| Record set |
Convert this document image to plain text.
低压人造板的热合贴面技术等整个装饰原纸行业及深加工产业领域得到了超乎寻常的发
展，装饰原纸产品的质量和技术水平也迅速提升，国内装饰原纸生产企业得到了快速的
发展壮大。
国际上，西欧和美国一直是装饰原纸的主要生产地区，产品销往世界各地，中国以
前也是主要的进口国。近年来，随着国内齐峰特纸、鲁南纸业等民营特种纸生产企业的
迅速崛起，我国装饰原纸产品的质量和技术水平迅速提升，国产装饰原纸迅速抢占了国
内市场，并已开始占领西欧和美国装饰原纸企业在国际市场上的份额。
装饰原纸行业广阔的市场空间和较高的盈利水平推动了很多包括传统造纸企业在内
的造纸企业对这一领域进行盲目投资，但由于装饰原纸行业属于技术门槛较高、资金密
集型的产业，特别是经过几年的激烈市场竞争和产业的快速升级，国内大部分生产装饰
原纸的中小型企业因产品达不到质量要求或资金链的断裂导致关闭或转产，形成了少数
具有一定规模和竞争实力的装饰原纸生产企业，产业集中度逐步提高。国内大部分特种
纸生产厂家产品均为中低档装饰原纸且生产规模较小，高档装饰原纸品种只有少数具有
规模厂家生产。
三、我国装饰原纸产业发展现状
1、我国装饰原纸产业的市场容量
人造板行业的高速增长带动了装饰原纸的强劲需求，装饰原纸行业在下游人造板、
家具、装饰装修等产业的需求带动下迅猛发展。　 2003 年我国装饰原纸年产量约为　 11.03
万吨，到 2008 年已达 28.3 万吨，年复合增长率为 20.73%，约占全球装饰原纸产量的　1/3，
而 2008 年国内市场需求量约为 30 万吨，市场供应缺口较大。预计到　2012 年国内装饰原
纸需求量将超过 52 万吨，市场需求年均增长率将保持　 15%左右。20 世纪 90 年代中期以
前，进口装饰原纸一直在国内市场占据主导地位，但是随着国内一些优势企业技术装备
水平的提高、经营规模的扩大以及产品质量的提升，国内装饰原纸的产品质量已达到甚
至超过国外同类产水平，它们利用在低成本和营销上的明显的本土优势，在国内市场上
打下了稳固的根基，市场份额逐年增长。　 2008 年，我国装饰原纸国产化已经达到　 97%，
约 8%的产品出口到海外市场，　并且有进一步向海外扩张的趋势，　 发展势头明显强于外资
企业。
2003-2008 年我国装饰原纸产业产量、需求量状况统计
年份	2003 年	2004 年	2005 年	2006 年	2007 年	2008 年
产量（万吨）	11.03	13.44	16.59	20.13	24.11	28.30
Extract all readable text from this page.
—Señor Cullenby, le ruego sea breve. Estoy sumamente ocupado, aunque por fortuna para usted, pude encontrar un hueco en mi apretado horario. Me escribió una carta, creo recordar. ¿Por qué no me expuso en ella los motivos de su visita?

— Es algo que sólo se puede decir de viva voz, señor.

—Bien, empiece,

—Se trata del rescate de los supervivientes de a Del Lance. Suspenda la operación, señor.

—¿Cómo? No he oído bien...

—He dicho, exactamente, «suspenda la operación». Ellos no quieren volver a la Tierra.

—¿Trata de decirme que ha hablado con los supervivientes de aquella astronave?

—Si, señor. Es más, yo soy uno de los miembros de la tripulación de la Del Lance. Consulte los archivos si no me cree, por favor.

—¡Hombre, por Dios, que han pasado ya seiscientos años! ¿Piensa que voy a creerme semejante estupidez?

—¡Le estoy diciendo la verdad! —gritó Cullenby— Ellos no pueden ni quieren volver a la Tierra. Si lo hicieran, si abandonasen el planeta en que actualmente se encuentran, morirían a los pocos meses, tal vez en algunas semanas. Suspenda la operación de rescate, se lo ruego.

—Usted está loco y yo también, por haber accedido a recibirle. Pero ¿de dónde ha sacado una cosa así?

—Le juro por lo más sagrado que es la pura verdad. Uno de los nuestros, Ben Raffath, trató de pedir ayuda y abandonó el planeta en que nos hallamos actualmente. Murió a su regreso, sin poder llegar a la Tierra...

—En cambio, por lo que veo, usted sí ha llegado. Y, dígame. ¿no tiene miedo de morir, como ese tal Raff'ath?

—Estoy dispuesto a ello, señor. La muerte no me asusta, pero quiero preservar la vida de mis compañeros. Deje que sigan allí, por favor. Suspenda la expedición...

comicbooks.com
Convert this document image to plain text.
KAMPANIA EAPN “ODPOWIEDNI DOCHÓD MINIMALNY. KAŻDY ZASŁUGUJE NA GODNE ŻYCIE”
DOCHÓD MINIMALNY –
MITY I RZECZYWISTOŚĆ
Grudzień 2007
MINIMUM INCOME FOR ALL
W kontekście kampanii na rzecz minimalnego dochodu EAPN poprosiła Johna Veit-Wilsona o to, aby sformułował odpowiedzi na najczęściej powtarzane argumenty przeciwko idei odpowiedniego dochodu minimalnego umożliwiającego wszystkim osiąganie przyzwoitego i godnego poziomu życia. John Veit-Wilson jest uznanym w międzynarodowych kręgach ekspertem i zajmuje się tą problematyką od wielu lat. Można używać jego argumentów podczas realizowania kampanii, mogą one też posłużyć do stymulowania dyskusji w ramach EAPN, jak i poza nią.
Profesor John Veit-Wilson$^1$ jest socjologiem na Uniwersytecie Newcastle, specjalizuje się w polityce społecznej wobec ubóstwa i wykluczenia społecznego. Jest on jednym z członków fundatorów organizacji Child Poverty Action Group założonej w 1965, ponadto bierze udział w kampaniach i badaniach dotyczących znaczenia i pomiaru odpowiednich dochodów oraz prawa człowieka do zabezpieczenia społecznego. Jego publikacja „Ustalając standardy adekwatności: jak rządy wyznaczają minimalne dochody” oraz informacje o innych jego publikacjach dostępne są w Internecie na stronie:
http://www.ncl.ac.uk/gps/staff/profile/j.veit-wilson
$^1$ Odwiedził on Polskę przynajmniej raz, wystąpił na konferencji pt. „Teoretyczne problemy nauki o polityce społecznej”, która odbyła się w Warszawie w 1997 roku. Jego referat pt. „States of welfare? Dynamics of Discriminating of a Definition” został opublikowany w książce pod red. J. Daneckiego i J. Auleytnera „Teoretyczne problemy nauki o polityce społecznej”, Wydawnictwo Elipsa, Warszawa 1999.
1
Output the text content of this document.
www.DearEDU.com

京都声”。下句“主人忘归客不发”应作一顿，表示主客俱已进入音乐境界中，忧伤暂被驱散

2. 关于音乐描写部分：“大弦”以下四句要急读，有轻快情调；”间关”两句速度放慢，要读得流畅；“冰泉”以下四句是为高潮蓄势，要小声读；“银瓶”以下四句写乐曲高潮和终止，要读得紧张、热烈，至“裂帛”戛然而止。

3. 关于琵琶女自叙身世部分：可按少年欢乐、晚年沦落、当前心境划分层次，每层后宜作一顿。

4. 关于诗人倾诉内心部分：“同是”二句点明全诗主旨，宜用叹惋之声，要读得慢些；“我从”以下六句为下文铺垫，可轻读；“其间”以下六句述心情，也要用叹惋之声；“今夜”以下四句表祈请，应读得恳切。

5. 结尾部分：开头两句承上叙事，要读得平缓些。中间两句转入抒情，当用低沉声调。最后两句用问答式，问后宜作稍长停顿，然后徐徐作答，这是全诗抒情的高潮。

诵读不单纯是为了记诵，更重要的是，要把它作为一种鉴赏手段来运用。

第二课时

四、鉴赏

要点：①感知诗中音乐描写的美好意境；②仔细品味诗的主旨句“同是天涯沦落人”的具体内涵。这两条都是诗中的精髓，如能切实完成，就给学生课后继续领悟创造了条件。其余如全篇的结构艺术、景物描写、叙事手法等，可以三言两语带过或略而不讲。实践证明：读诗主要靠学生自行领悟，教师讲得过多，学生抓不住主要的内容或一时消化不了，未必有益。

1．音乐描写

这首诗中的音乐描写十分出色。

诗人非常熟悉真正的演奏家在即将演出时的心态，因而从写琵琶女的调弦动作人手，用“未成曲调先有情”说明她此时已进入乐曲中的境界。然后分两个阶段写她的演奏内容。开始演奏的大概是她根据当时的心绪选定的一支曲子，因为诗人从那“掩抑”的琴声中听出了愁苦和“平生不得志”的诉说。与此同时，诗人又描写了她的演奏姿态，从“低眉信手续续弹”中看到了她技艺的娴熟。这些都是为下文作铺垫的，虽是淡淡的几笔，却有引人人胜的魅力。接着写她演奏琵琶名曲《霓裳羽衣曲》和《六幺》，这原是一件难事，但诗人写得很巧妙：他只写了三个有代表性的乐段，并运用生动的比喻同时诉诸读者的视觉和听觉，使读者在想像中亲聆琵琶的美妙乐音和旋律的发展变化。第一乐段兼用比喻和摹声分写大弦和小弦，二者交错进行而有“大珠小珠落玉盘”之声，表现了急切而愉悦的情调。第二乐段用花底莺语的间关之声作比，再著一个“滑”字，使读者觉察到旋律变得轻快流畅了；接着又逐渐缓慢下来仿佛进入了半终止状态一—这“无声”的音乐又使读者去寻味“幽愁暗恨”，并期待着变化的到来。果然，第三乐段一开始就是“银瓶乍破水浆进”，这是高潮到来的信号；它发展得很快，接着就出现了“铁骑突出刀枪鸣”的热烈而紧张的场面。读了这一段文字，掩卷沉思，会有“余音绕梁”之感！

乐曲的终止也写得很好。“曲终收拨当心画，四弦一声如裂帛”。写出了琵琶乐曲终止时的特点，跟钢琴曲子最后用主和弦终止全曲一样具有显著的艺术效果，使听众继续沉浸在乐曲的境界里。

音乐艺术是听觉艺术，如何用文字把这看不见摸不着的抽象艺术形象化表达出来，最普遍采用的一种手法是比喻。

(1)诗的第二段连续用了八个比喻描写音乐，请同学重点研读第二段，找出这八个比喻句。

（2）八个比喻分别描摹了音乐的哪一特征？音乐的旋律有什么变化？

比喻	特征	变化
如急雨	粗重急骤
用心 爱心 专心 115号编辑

| Required work |
Gather each line of the records holding the string "Lance".

| Correct answer |
—Se trata del rescate de los supervivientes de a Del Lance. Suspenda la operación, señor.
—Si, señor. Es más, yo soy uno de los miembros de la tripulación de la Del Lance. Consulte los archivos si no me cree, por favor.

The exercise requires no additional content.